** start DATASET RECORDS **
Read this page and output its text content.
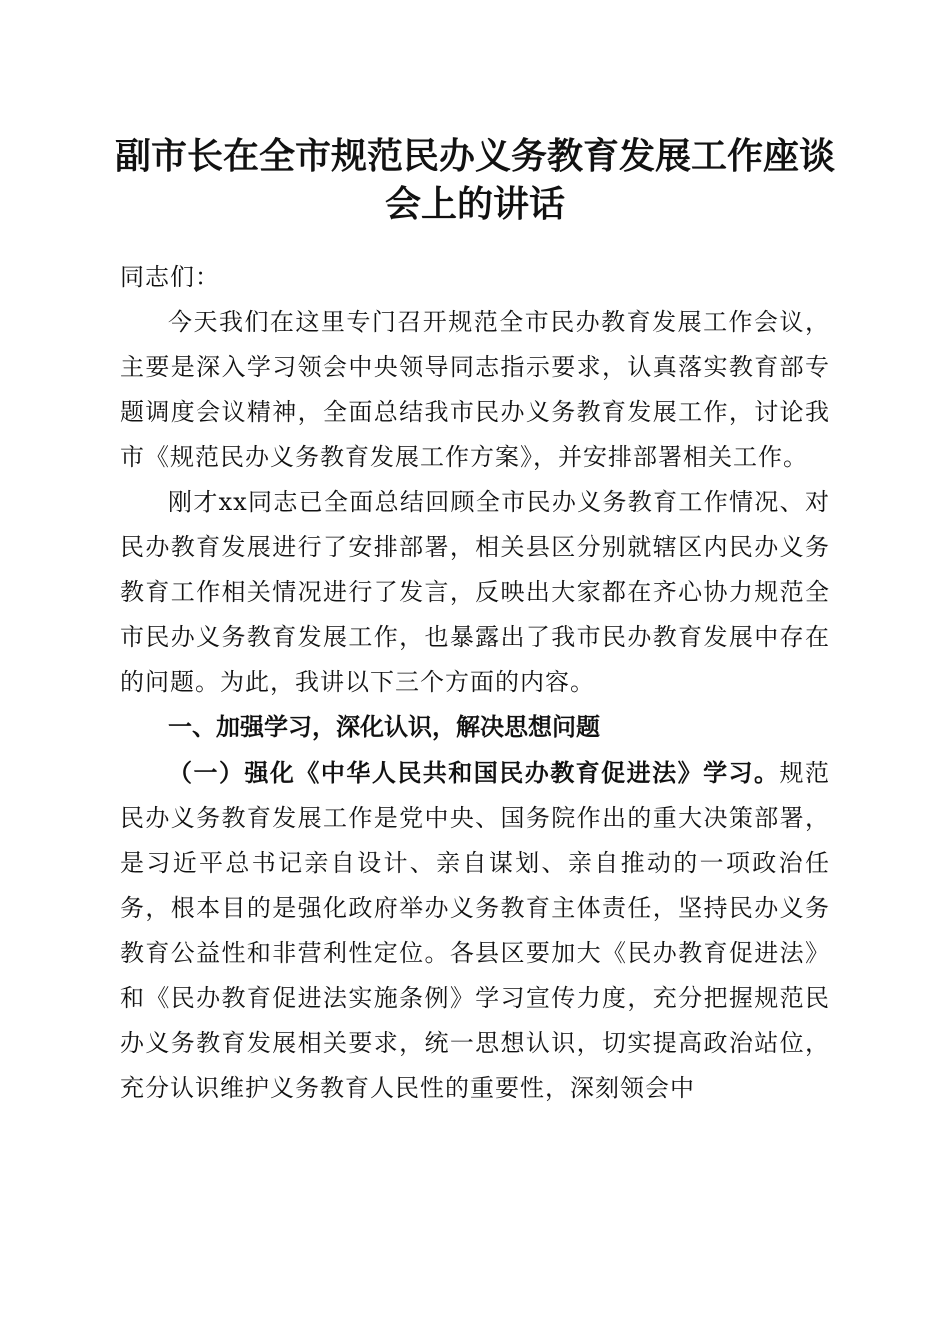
副市长在全市规范民办义务教育发展工作座谈会上的讲话

同志们：

今天我们在这里专门召开规范全市民办教育发展工作会议，主要是深入学习领会中央领导同志指示要求，认真落实教育部专题调度会议精神，全面总结我市民办义务教育发展工作，讨论我市《规范民办义务教育发展工作方案》，并安排部署相关工作。

刚才xx同志已全面总结回顾全市民办义务教育工作情况、对民办教育发展进行了安排部署，相关县区分别就辖区内民办义务教育工作相关情况进行了发言，反映出大家都在齐心协力规范全市民办义务教育发展工作，也暴露出了我市民办教育发展中存在的问题。为此，我讲以下三个方面的内容。

一、加强学习，深化认识，解决思想问题

（一）强化《中华人民共和国民办教育促进法》学习。规范民办义务教育发展工作是党中央、国务院作出的重大决策部署，是习近平总书记亲自设计、亲自谋划、亲自推动的一项政治任务，根本目的是强化政府举办义务教育主体责任，坚持民办义务教育公益性和非营利性定位。各县区要加大《民办教育促进法》和《民办教育促进法实施条例》学习宣传力度，充分把握规范民办义务教育发展相关要求，统一思想认识，切实提高政治站位，充分认识维护义务教育人民性的重要性，深刻领会中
** end DATASET RECORDS **
All records must be output exactly as they are, except for the pictures, which are left out.

Read this page and output its text content.
副市长在全市规范民办义务教育发展工作座谈会上的讲话

同志们：

今天我们在这里专门召开规范全市民办教育发展工作会议，主要是深入学习领会中央领导同志指示要求，认真落实教育部专题调度会议精神，全面总结我市民办义务教育发展工作，讨论我市《规范民办义务教育发展工作方案》，并安排部署相关工作。

刚才xx同志已全面总结回顾全市民办义务教育工作情况、对民办教育发展进行了安排部署，相关县区分别就辖区内民办义务教育工作相关情况进行了发言，反映出大家都在齐心协力规范全市民办义务教育发展工作，也暴露出了我市民办教育发展中存在的问题。为此，我讲以下三个方面的内容。

一、加强学习，深化认识，解决思想问题

（一）强化《中华人民共和国民办教育促进法》学习。规范民办义务教育发展工作是党中央、国务院作出的重大决策部署，是习近平总书记亲自设计、亲自谋划、亲自推动的一项政治任务，根本目的是强化政府举办义务教育主体责任，坚持民办义务教育公益性和非营利性定位。各县区要加大《民办教育促进法》和《民办教育促进法实施条例》学习宣传力度，充分把握规范民办义务教育发展相关要求，统一思想认识，切实提高政治站位，充分认识维护义务教育人民性的重要性，深刻领会中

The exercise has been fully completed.